--- start of Provided records ---

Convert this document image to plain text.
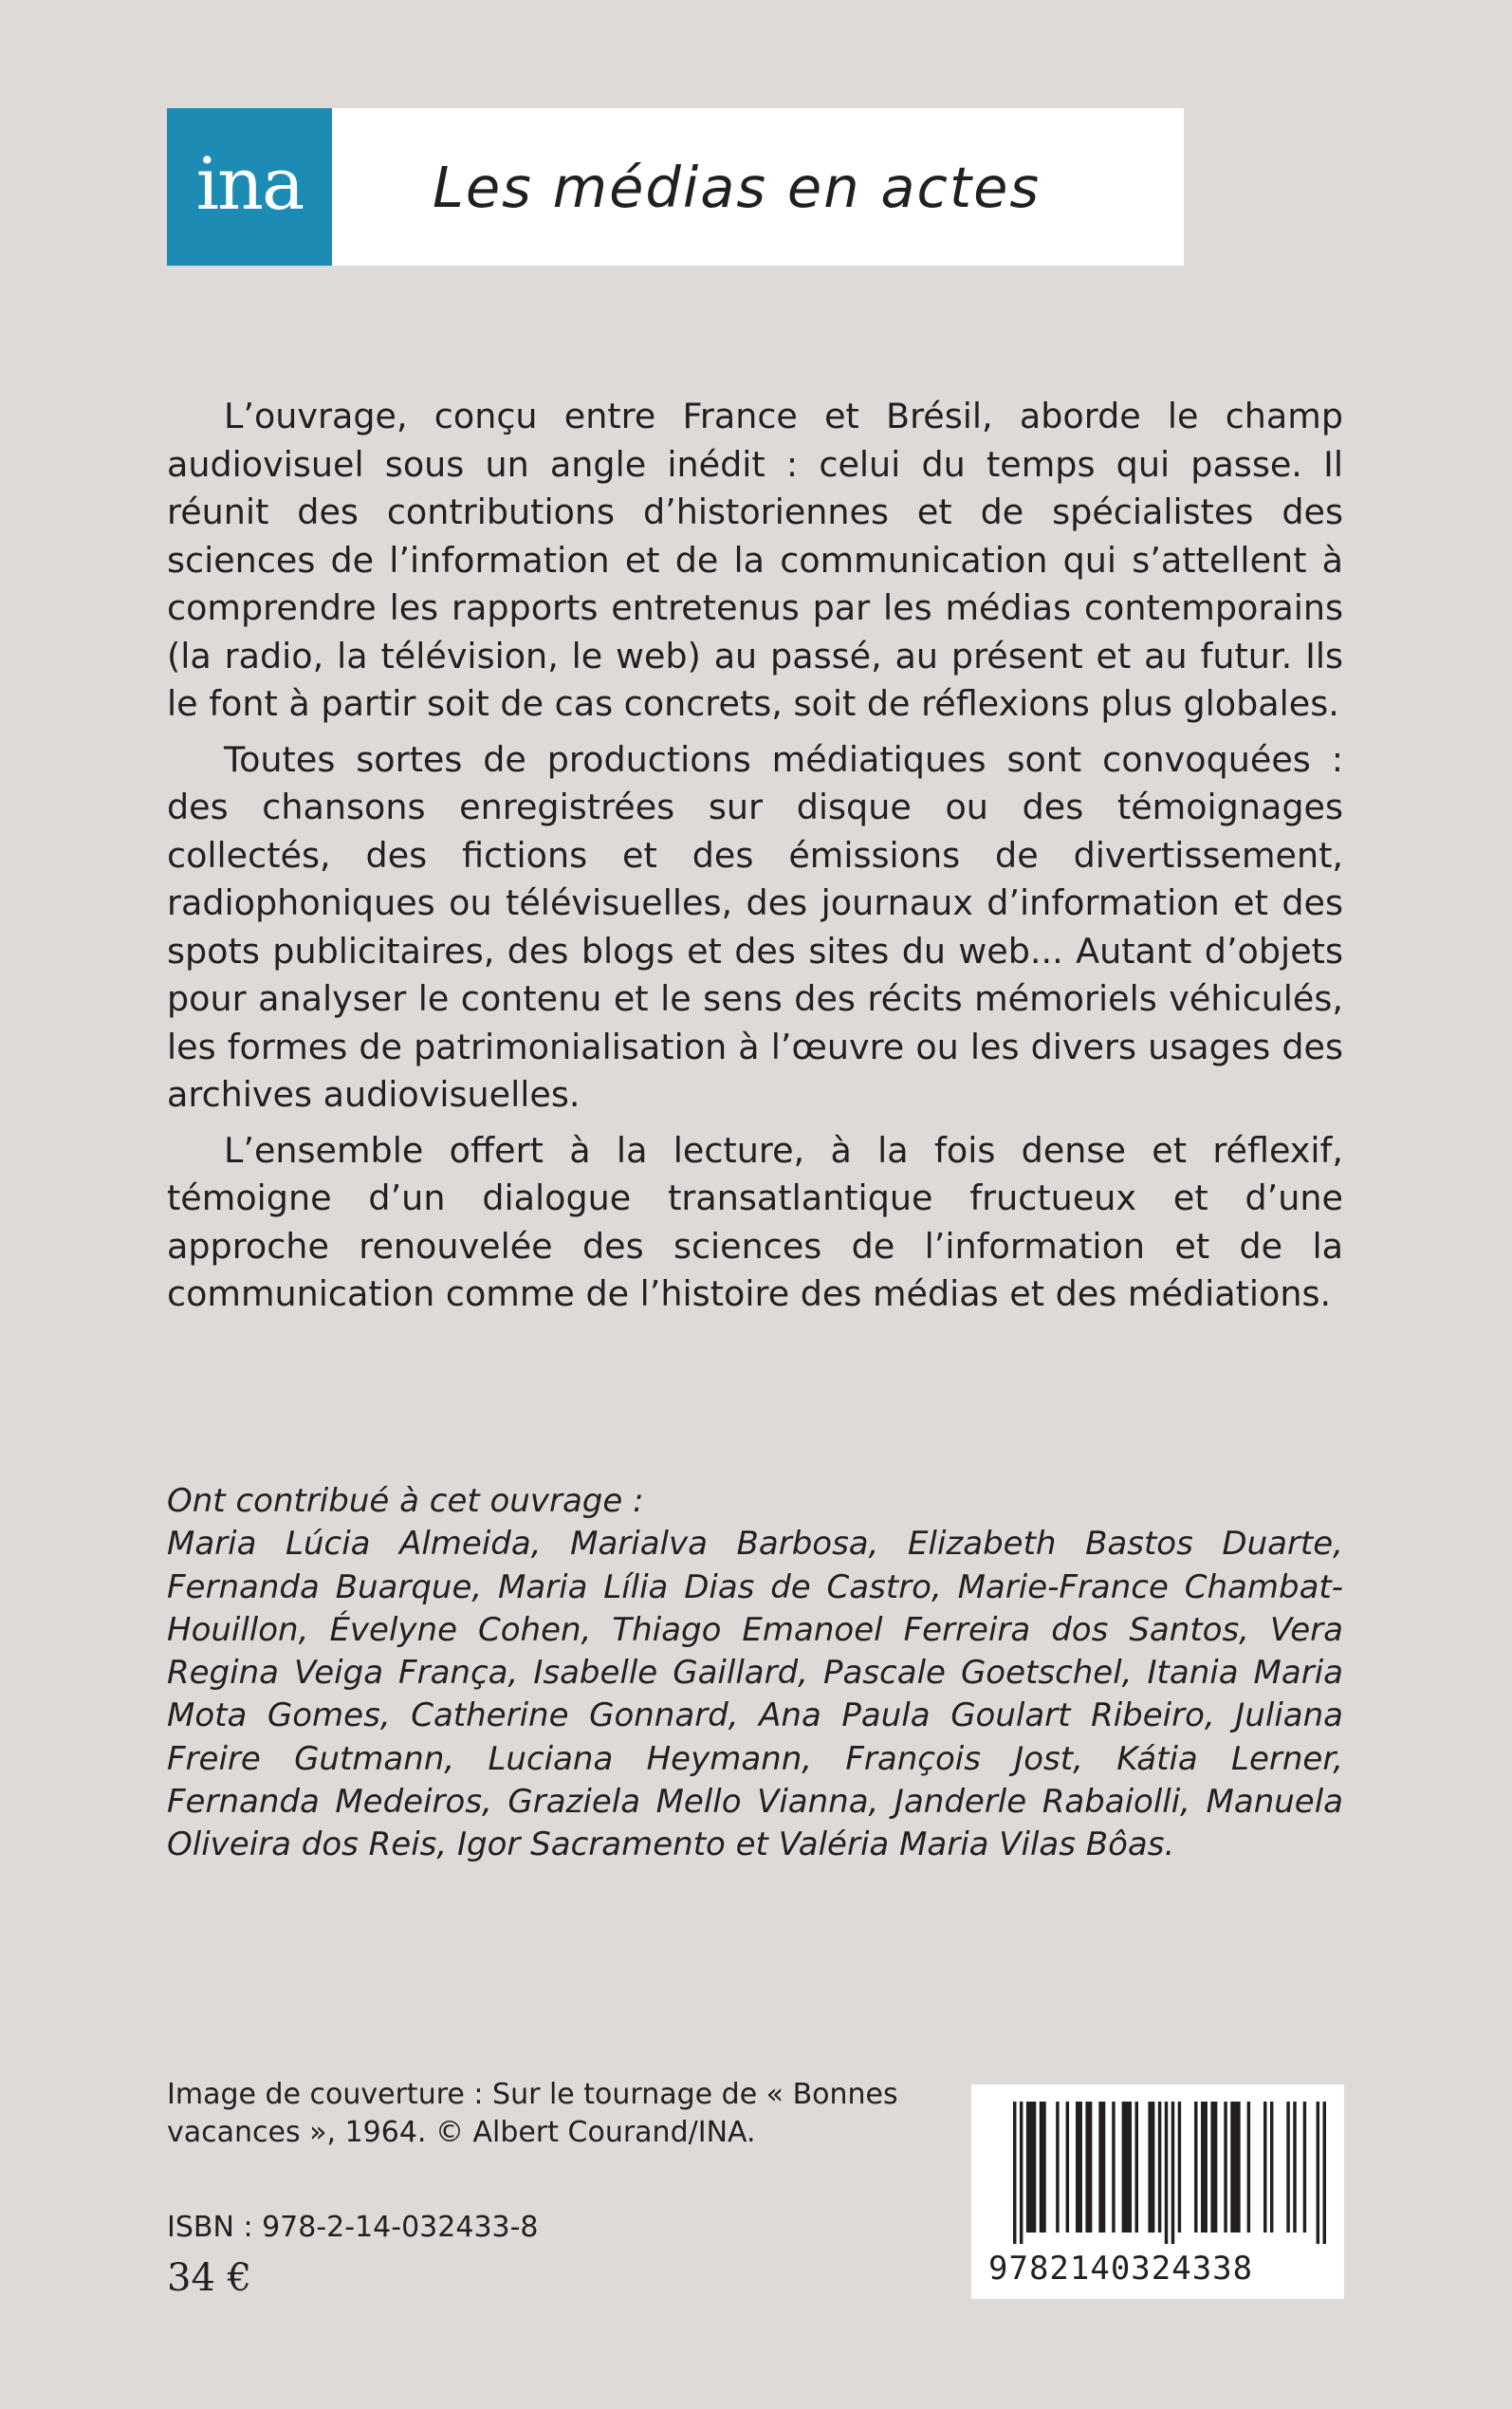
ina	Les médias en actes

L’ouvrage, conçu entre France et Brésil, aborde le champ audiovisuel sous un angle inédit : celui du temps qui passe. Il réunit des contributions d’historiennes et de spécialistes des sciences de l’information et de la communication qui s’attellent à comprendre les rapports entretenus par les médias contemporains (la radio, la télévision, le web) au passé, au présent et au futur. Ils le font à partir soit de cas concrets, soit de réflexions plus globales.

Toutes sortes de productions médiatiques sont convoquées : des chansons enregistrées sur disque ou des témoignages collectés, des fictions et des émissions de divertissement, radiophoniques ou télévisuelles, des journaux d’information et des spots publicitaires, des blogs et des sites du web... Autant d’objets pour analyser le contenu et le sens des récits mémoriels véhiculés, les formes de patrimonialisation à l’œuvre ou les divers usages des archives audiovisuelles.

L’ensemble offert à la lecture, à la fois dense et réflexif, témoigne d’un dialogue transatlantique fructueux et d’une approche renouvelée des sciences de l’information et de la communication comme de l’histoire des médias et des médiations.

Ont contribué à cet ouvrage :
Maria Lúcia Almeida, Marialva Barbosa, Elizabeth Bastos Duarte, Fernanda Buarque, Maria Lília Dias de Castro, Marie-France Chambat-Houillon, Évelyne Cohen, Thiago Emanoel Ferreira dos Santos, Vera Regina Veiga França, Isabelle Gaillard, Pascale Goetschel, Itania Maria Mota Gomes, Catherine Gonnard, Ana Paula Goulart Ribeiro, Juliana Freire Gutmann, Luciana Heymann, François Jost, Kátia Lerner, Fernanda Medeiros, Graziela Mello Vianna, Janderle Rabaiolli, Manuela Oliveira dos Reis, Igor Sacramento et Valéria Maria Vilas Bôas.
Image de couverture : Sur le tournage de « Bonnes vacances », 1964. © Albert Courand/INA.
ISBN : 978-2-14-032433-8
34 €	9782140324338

--- end of Provided records ---

Aim of the task: Each entry gets copied exactly; the pictures stay out.

Answer to the problem:
Convert this document image to plain text.
ina	Les médias en actes

L’ouvrage, conçu entre France et Brésil, aborde le champ audiovisuel sous un angle inédit : celui du temps qui passe. Il réunit des contributions d’historiennes et de spécialistes des sciences de l’information et de la communication qui s’attellent à comprendre les rapports entretenus par les médias contemporains (la radio, la télévision, le web) au passé, au présent et au futur. Ils le font à partir soit de cas concrets, soit de réflexions plus globales.

Toutes sortes de productions médiatiques sont convoquées : des chansons enregistrées sur disque ou des témoignages collectés, des fictions et des émissions de divertissement, radiophoniques ou télévisuelles, des journaux d’information et des spots publicitaires, des blogs et des sites du web... Autant d’objets pour analyser le contenu et le sens des récits mémoriels véhiculés, les formes de patrimonialisation à l’œuvre ou les divers usages des archives audiovisuelles.

L’ensemble offert à la lecture, à la fois dense et réflexif, témoigne d’un dialogue transatlantique fructueux et d’une approche renouvelée des sciences de l’information et de la communication comme de l’histoire des médias et des médiations.

Ont contribué à cet ouvrage :
Maria Lúcia Almeida, Marialva Barbosa, Elizabeth Bastos Duarte, Fernanda Buarque, Maria Lília Dias de Castro, Marie-France Chambat-Houillon, Évelyne Cohen, Thiago Emanoel Ferreira dos Santos, Vera Regina Veiga França, Isabelle Gaillard, Pascale Goetschel, Itania Maria Mota Gomes, Catherine Gonnard, Ana Paula Goulart Ribeiro, Juliana Freire Gutmann, Luciana Heymann, François Jost, Kátia Lerner, Fernanda Medeiros, Graziela Mello Vianna, Janderle Rabaiolli, Manuela Oliveira dos Reis, Igor Sacramento et Valéria Maria Vilas Bôas.
Image de couverture : Sur le tournage de « Bonnes vacances », 1964. © Albert Courand/INA.
ISBN : 978-2-14-032433-8
34 €	9782140324338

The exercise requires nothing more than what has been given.